*** DATASET EXCERPTS Section Begins ***

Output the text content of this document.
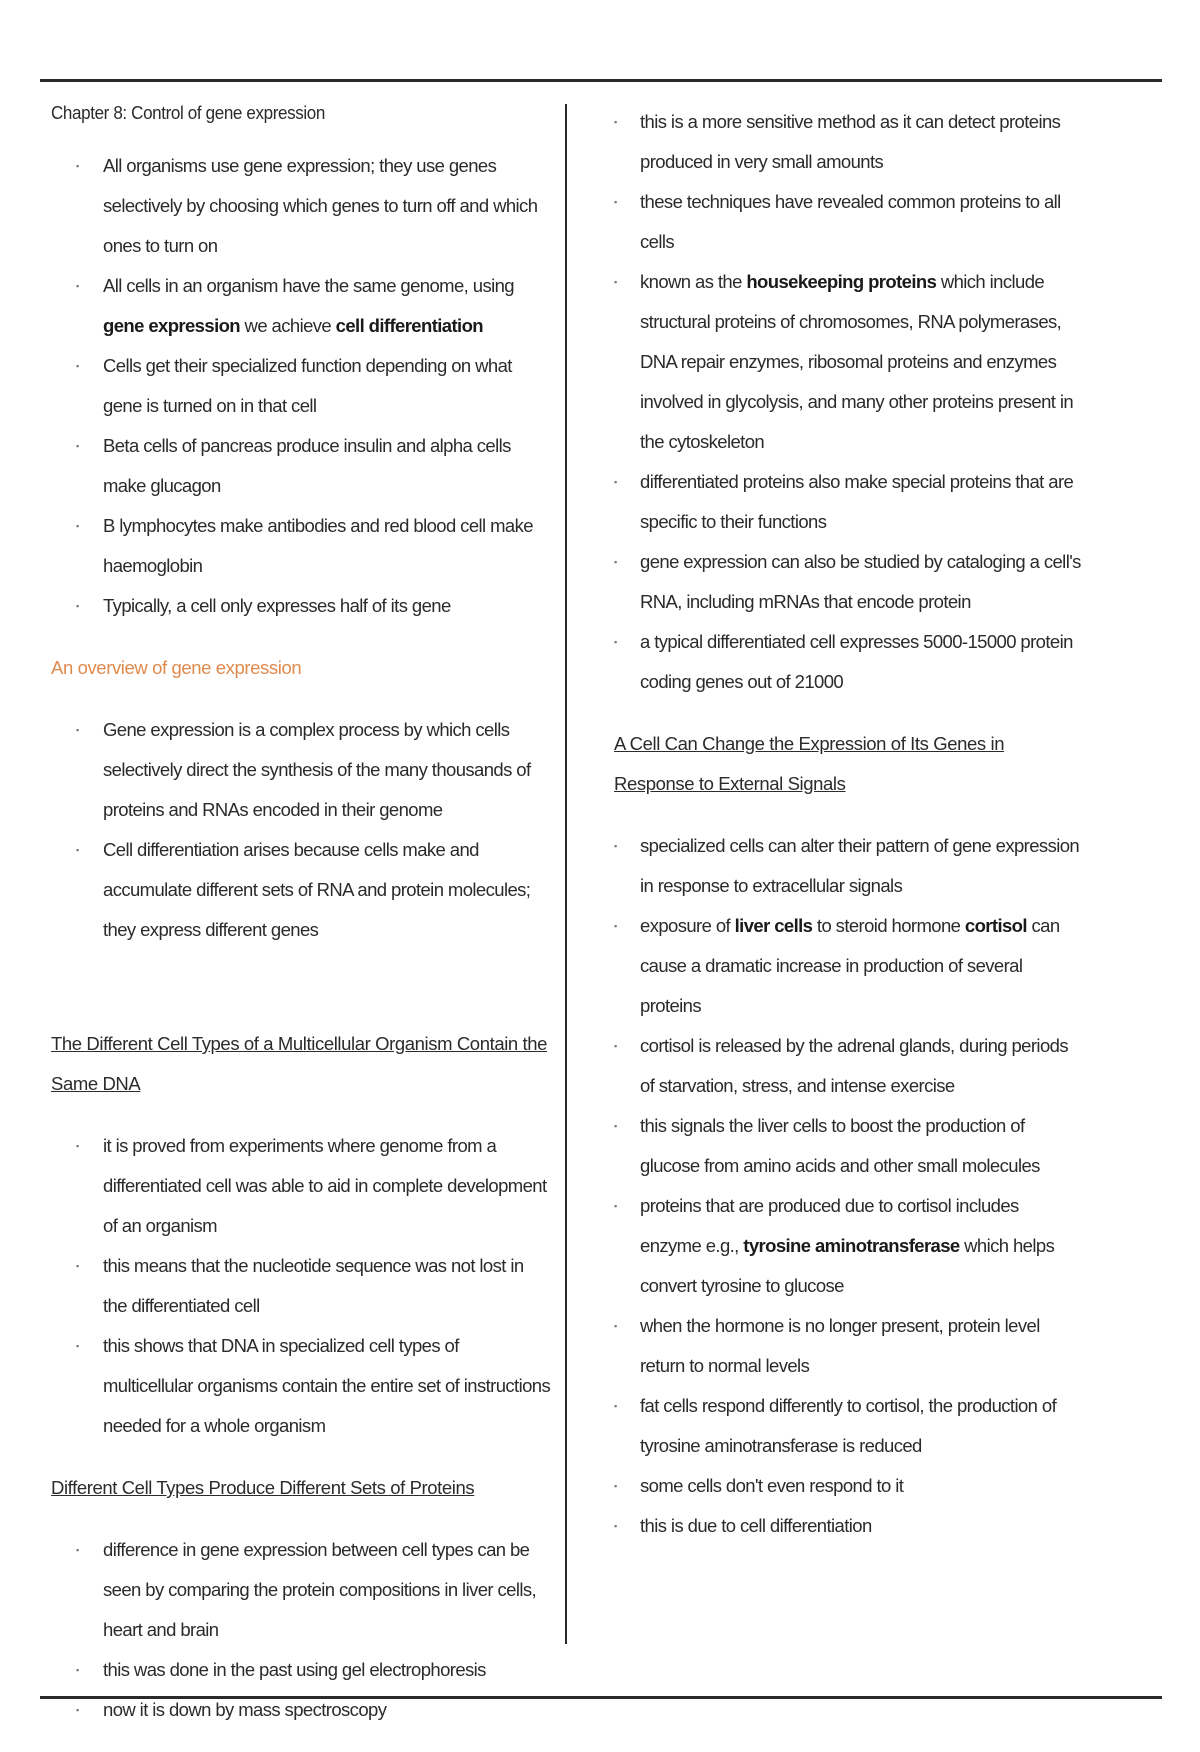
Chapter 8: Control of gene expression
▪ All organisms use gene expression; they use genes selectively by choosing which genes to turn off and which ones to turn on
▪ All cells in an organism have the same genome, using gene expression we achieve cell differentiation
▪ Cells get their specialized function depending on what gene is turned on in that cell
▪ Beta cells of pancreas produce insulin and alpha cells make glucagon
▪ B lymphocytes make antibodies and red blood cell make haemoglobin
▪ Typically, a cell only expresses half of its gene
An overview of gene expression
▪ Gene expression is a complex process by which cells selectively direct the synthesis of the many thousands of proteins and RNAs encoded in their genome
▪ Cell differentiation arises because cells make and accumulate different sets of RNA and protein molecules; they express different genes
The Different Cell Types of a Multicellular Organism Contain the Same DNA
▪ it is proved from experiments where genome from a differentiated cell was able to aid in complete development of an organism
▪ this means that the nucleotide sequence was not lost in the differentiated cell
▪ this shows that DNA in specialized cell types of multicellular organisms contain the entire set of instructions needed for a whole organism
Different Cell Types Produce Different Sets of Proteins
▪ difference in gene expression between cell types can be seen by comparing the protein compositions in liver cells, heart and brain
▪ this was done in the past using gel electrophoresis
▪ now it is down by mass spectroscopy
▪ this is a more sensitive method as it can detect proteins produced in very small amounts
▪ these techniques have revealed common proteins to all cells
▪ known as the housekeeping proteins which include structural proteins of chromosomes, RNA polymerases, DNA repair enzymes, ribosomal proteins and enzymes involved in glycolysis, and many other proteins present in the cytoskeleton
▪ differentiated proteins also make special proteins that are specific to their functions
▪ gene expression can also be studied by cataloging a cell's RNA, including mRNAs that encode protein
▪ a typical differentiated cell expresses 5000-15000 protein coding genes out of 21000
A Cell Can Change the Expression of Its Genes in Response to External Signals
▪ specialized cells can alter their pattern of gene expression in response to extracellular signals
▪ exposure of liver cells to steroid hormone cortisol can cause a dramatic increase in production of several proteins
▪ cortisol is released by the adrenal glands, during periods of starvation, stress, and intense exercise
▪ this signals the liver cells to boost the production of glucose from amino acids and other small molecules
▪ proteins that are produced due to cortisol includes enzyme e.g., tyrosine aminotransferase which helps convert tyrosine to glucose
▪ when the hormone is no longer present, protein level return to normal levels
▪ fat cells respond differently to cortisol, the production of tyrosine aminotransferase is reduced
▪ some cells don't even respond to it
▪ this is due to cell differentiation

*** DATASET EXCERPTS Section Ends ***

**PROBLEM STATEMENT:**
From the data above, copy each line that has the string "molecules".

**WRITTEN REPLY:**
▪ Cell differentiation arises because cells make and accumulate different sets of RNA and protein molecules; they express different genes
▪ this signals the liver cells to boost the production of glucose from amino acids and other small molecules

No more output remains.